▸ **TASK TO CARRY OUT**
Write out the records word for word, with no pictures.

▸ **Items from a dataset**
'''
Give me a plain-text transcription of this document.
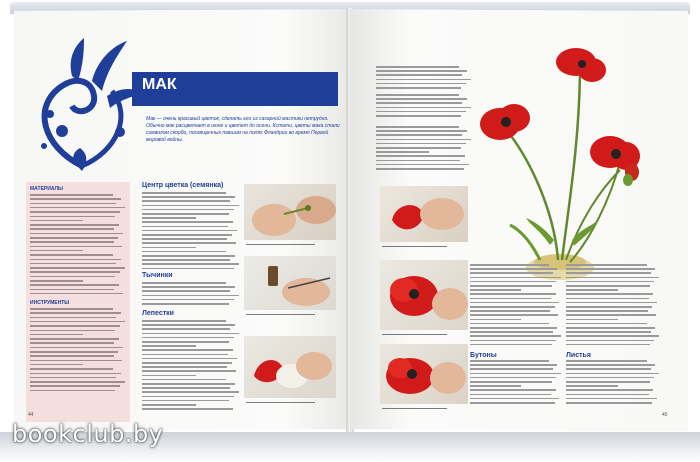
МАК
Мак — очень красивый цветок, сделать его из сахарной мастики нетрудно. Обычно мак расцветает в июне и цветет до осени. Кстати, цветы мака стали символом скорби, посвященных павшим на полях Фландрии во время Первой мировой войны.
МАТЕРИАЛЫ
ИНСТРУМЕНТЫ
Центр цветка (семянка)
Тычинки
Лепестки
44
Бутоны	Листья
45
bookclub.by
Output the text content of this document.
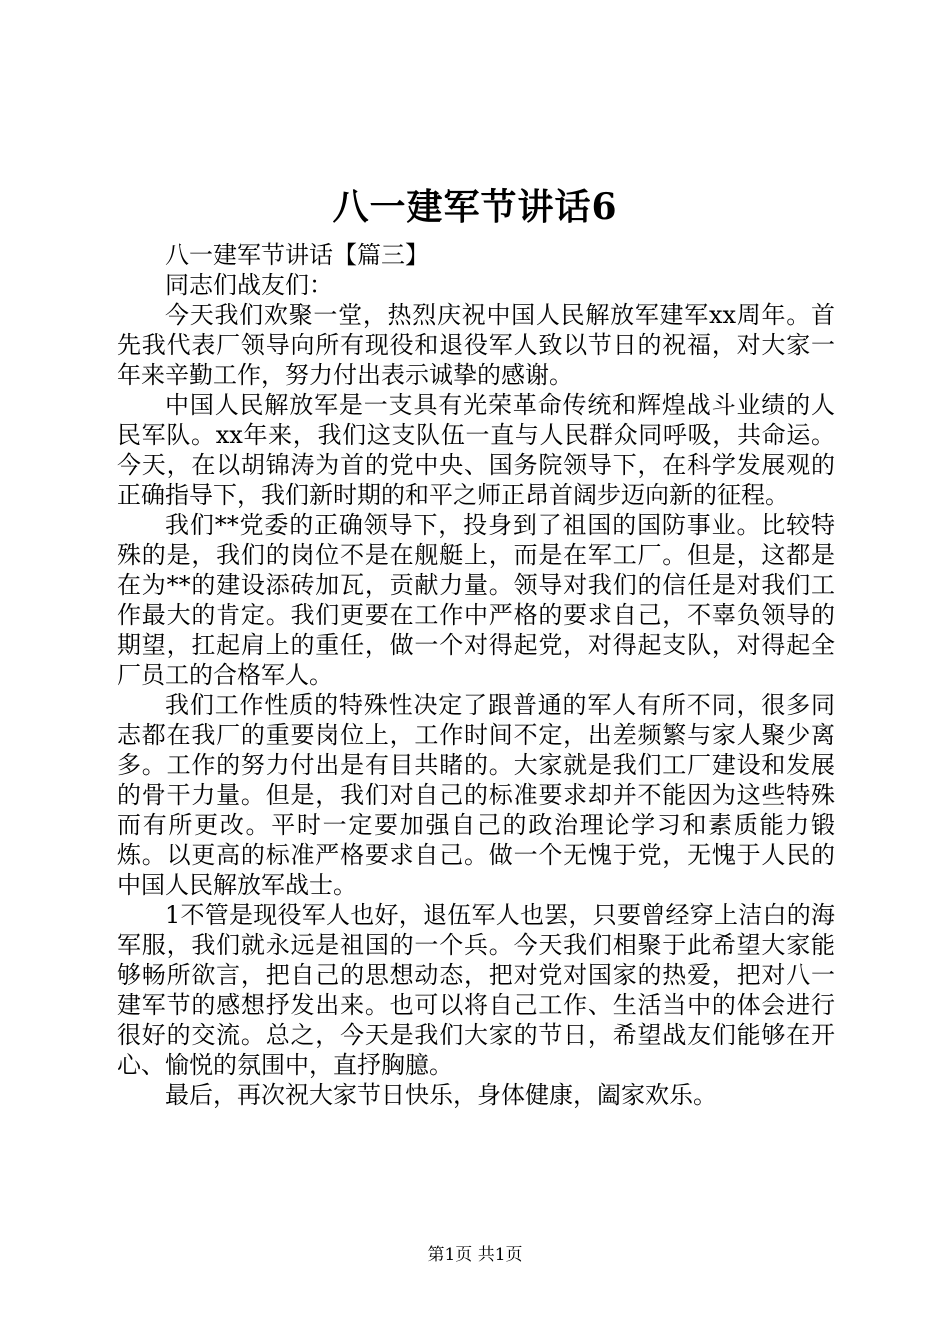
八一建军节讲话6

八一建军节讲话【篇三】

同志们战友们：

今天我们欢聚一堂，热烈庆祝中国人民解放军建军xx周年。首先我代表厂领导向所有现役和退役军人致以节日的祝福，对大家一年来辛勤工作，努力付出表示诚挚的感谢。

中国人民解放军是一支具有光荣革命传统和辉煌战斗业绩的人民军队。xx年来，我们这支队伍一直与人民群众同呼吸，共命运。今天，在以胡锦涛为首的党中央、国务院领导下，在科学发展观的正确指导下，我们新时期的和平之师正昂首阔步迈向新的征程。

我们**党委的正确领导下，投身到了祖国的国防事业。比较特殊的是，我们的岗位不是在舰艇上，而是在军工厂。但是，这都是在为**的建设添砖加瓦，贡献力量。领导对我们的信任是对我们工作最大的肯定。我们更要在工作中严格的要求自己，不辜负领导的期望，扛起肩上的重任，做一个对得起党，对得起支队，对得起全厂员工的合格军人。

我们工作性质的特殊性决定了跟普通的军人有所不同，很多同志都在我厂的重要岗位上，工作时间不定，出差频繁与家人聚少离多。工作的努力付出是有目共睹的。大家就是我们工厂建设和发展的骨干力量。但是，我们对自己的标准要求却并不能因为这些特殊而有所更改。平时一定要加强自己的政治理论学习和素质能力锻炼。以更高的标准严格要求自己。做一个无愧于党，无愧于人民的中国人民解放军战士。

1不管是现役军人也好，退伍军人也罢，只要曾经穿上洁白的海军服，我们就永远是祖国的一个兵。今天我们相聚于此希望大家能够畅所欲言，把自己的思想动态，把对党对国家的热爱，把对八一建军节的感想抒发出来。也可以将自己工作、生活当中的体会进行很好的交流。总之，今天是我们大家的节日，希望战友们能够在开心、愉悦的氛围中，直抒胸臆。

最后，再次祝大家节日快乐，身体健康，阖家欢乐。

第1页 共1页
'''
▸ **COMPLETE OUTPUT**
Give me a plain-text transcription of this document.
МАК
Мак — очень красивый цветок, сделать его из сахарной мастики нетрудно. Обычно мак расцветает в июне и цветет до осени. Кстати, цветы мака стали символом скорби, посвященных павшим на полях Фландрии во время Первой мировой войны.
МАТЕРИАЛЫ
ИНСТРУМЕНТЫ
Центр цветка (семянка)
Тычинки
Лепестки
44
Бутоны	Листья
45
bookclub.by
Output the text content of this document.
八一建军节讲话6

八一建军节讲话【篇三】

同志们战友们：

今天我们欢聚一堂，热烈庆祝中国人民解放军建军xx周年。首先我代表厂领导向所有现役和退役军人致以节日的祝福，对大家一年来辛勤工作，努力付出表示诚挚的感谢。

中国人民解放军是一支具有光荣革命传统和辉煌战斗业绩的人民军队。xx年来，我们这支队伍一直与人民群众同呼吸，共命运。今天，在以胡锦涛为首的党中央、国务院领导下，在科学发展观的正确指导下，我们新时期的和平之师正昂首阔步迈向新的征程。

我们**党委的正确领导下，投身到了祖国的国防事业。比较特殊的是，我们的岗位不是在舰艇上，而是在军工厂。但是，这都是在为**的建设添砖加瓦，贡献力量。领导对我们的信任是对我们工作最大的肯定。我们更要在工作中严格的要求自己，不辜负领导的期望，扛起肩上的重任，做一个对得起党，对得起支队，对得起全厂员工的合格军人。

我们工作性质的特殊性决定了跟普通的军人有所不同，很多同志都在我厂的重要岗位上，工作时间不定，出差频繁与家人聚少离多。工作的努力付出是有目共睹的。大家就是我们工厂建设和发展的骨干力量。但是，我们对自己的标准要求却并不能因为这些特殊而有所更改。平时一定要加强自己的政治理论学习和素质能力锻炼。以更高的标准严格要求自己。做一个无愧于党，无愧于人民的中国人民解放军战士。

1不管是现役军人也好，退伍军人也罢，只要曾经穿上洁白的海军服，我们就永远是祖国的一个兵。今天我们相聚于此希望大家能够畅所欲言，把自己的思想动态，把对党对国家的热爱，把对八一建军节的感想抒发出来。也可以将自己工作、生活当中的体会进行很好的交流。总之，今天是我们大家的节日，希望战友们能够在开心、愉悦的氛围中，直抒胸臆。

最后，再次祝大家节日快乐，身体健康，阖家欢乐。

第1页 共1页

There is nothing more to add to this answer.